• GIVEN PROBLEM:
In full and without alteration, repeat the material.

== SUPPLIED MATERIAL

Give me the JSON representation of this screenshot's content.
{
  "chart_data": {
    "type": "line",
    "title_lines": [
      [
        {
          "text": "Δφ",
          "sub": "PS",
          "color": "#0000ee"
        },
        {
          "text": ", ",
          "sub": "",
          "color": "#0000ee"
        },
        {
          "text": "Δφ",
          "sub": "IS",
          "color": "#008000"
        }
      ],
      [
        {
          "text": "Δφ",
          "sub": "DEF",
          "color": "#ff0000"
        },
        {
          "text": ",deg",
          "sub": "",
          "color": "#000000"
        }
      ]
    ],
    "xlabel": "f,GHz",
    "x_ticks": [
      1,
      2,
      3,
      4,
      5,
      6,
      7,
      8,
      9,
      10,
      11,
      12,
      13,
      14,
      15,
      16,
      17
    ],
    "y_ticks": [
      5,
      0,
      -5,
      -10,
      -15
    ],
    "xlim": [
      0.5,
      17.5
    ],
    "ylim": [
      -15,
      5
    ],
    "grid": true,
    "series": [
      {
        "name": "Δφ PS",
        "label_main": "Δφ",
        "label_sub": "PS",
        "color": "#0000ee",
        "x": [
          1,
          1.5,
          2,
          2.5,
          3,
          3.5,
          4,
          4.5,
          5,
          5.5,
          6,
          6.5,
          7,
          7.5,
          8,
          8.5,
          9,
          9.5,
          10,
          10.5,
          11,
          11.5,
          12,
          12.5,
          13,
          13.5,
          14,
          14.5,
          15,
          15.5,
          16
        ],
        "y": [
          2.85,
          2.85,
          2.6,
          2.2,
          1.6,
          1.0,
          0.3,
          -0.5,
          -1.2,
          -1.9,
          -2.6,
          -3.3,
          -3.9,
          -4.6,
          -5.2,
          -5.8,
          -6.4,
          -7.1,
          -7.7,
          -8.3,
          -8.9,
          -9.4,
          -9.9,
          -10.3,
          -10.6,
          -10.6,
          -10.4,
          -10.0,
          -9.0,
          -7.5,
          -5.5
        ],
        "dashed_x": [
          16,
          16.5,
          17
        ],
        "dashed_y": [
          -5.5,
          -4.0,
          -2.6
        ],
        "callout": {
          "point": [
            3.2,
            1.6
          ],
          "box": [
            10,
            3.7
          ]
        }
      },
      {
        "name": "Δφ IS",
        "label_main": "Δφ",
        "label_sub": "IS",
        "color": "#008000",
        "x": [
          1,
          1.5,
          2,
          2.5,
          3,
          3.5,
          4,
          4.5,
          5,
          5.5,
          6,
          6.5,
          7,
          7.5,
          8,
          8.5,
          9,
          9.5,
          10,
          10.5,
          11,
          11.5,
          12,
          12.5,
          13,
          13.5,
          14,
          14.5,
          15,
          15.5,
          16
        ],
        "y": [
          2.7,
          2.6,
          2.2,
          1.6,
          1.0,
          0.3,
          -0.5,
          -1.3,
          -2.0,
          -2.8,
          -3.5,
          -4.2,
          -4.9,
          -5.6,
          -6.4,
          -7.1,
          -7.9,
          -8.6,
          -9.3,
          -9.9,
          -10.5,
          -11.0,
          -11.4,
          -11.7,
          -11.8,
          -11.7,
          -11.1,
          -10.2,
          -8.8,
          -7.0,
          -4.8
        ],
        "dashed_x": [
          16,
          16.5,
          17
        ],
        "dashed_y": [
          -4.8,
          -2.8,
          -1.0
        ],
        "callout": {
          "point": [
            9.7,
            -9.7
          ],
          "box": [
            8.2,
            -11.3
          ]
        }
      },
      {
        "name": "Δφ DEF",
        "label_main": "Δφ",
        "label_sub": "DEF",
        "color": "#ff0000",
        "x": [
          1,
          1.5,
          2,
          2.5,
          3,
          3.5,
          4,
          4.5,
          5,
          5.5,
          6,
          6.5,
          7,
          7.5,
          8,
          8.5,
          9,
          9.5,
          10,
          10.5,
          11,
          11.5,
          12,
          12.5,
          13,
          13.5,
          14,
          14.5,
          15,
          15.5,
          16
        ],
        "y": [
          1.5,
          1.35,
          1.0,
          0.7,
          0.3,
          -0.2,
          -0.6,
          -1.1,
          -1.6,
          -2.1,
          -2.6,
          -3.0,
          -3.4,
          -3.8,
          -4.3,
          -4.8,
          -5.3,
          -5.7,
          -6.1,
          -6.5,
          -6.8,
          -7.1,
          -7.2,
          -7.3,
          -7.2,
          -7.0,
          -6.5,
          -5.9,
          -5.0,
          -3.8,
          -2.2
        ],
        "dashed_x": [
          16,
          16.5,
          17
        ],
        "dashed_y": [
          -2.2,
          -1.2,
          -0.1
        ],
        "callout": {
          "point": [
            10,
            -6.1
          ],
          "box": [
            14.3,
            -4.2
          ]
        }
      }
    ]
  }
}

====

• ANSWER TO THIS TASK:
Give me the JSON representation of this screenshot's content.
{
  "chart_data": {
    "type": "line",
    "title_lines": [
      [
        {
          "text": "Δφ",
          "sub": "PS",
          "color": "#0000ee"
        },
        {
          "text": ", ",
          "sub": "",
          "color": "#0000ee"
        },
        {
          "text": "Δφ",
          "sub": "IS",
          "color": "#008000"
        }
      ],
      [
        {
          "text": "Δφ",
          "sub": "DEF",
          "color": "#ff0000"
        },
        {
          "text": ",deg",
          "sub": "",
          "color": "#000000"
        }
      ]
    ],
    "xlabel": "f,GHz",
    "x_ticks": [
      1,
      2,
      3,
      4,
      5,
      6,
      7,
      8,
      9,
      10,
      11,
      12,
      13,
      14,
      15,
      16,
      17
    ],
    "y_ticks": [
      5,
      0,
      -5,
      -10,
      -15
    ],
    "xlim": [
      0.5,
      17.5
    ],
    "ylim": [
      -15,
      5
    ],
    "grid": true,
    "series": [
      {
        "name": "Δφ PS",
        "label_main": "Δφ",
        "label_sub": "PS",
        "color": "#0000ee",
        "x": [
          1,
          1.5,
          2,
          2.5,
          3,
          3.5,
          4,
          4.5,
          5,
          5.5,
          6,
          6.5,
          7,
          7.5,
          8,
          8.5,
          9,
          9.5,
          10,
          10.5,
          11,
          11.5,
          12,
          12.5,
          13,
          13.5,
          14,
          14.5,
          15,
          15.5,
          16
        ],
        "y": [
          2.85,
          2.85,
          2.6,
          2.2,
          1.6,
          1.0,
          0.3,
          -0.5,
          -1.2,
          -1.9,
          -2.6,
          -3.3,
          -3.9,
          -4.6,
          -5.2,
          -5.8,
          -6.4,
          -7.1,
          -7.7,
          -8.3,
          -8.9,
          -9.4,
          -9.9,
          -10.3,
          -10.6,
          -10.6,
          -10.4,
          -10.0,
          -9.0,
          -7.5,
          -5.5
        ],
        "dashed_x": [
          16,
          16.5,
          17
        ],
        "dashed_y": [
          -5.5,
          -4.0,
          -2.6
        ],
        "callout": {
          "point": [
            3.2,
            1.6
          ],
          "box": [
            10,
            3.7
          ]
        }
      },
      {
        "name": "Δφ IS",
        "label_main": "Δφ",
        "label_sub": "IS",
        "color": "#008000",
        "x": [
          1,
          1.5,
          2,
          2.5,
          3,
          3.5,
          4,
          4.5,
          5,
          5.5,
          6,
          6.5,
          7,
          7.5,
          8,
          8.5,
          9,
          9.5,
          10,
          10.5,
          11,
          11.5,
          12,
          12.5,
          13,
          13.5,
          14,
          14.5,
          15,
          15.5,
          16
        ],
        "y": [
          2.7,
          2.6,
          2.2,
          1.6,
          1.0,
          0.3,
          -0.5,
          -1.3,
          -2.0,
          -2.8,
          -3.5,
          -4.2,
          -4.9,
          -5.6,
          -6.4,
          -7.1,
          -7.9,
          -8.6,
          -9.3,
          -9.9,
          -10.5,
          -11.0,
          -11.4,
          -11.7,
          -11.8,
          -11.7,
          -11.1,
          -10.2,
          -8.8,
          -7.0,
          -4.8
        ],
        "dashed_x": [
          16,
          16.5,
          17
        ],
        "dashed_y": [
          -4.8,
          -2.8,
          -1.0
        ],
        "callout": {
          "point": [
            9.7,
            -9.7
          ],
          "box": [
            8.2,
            -11.3
          ]
        }
      },
      {
        "name": "Δφ DEF",
        "label_main": "Δφ",
        "label_sub": "DEF",
        "color": "#ff0000",
        "x": [
          1,
          1.5,
          2,
          2.5,
          3,
          3.5,
          4,
          4.5,
          5,
          5.5,
          6,
          6.5,
          7,
          7.5,
          8,
          8.5,
          9,
          9.5,
          10,
          10.5,
          11,
          11.5,
          12,
          12.5,
          13,
          13.5,
          14,
          14.5,
          15,
          15.5,
          16
        ],
        "y": [
          1.5,
          1.35,
          1.0,
          0.7,
          0.3,
          -0.2,
          -0.6,
          -1.1,
          -1.6,
          -2.1,
          -2.6,
          -3.0,
          -3.4,
          -3.8,
          -4.3,
          -4.8,
          -5.3,
          -5.7,
          -6.1,
          -6.5,
          -6.8,
          -7.1,
          -7.2,
          -7.3,
          -7.2,
          -7.0,
          -6.5,
          -5.9,
          -5.0,
          -3.8,
          -2.2
        ],
        "dashed_x": [
          16,
          16.5,
          17
        ],
        "dashed_y": [
          -2.2,
          -1.2,
          -0.1
        ],
        "callout": {
          "point": [
            10,
            -6.1
          ],
          "box": [
            14.3,
            -4.2
          ]
        }
      }
    ]
  }
}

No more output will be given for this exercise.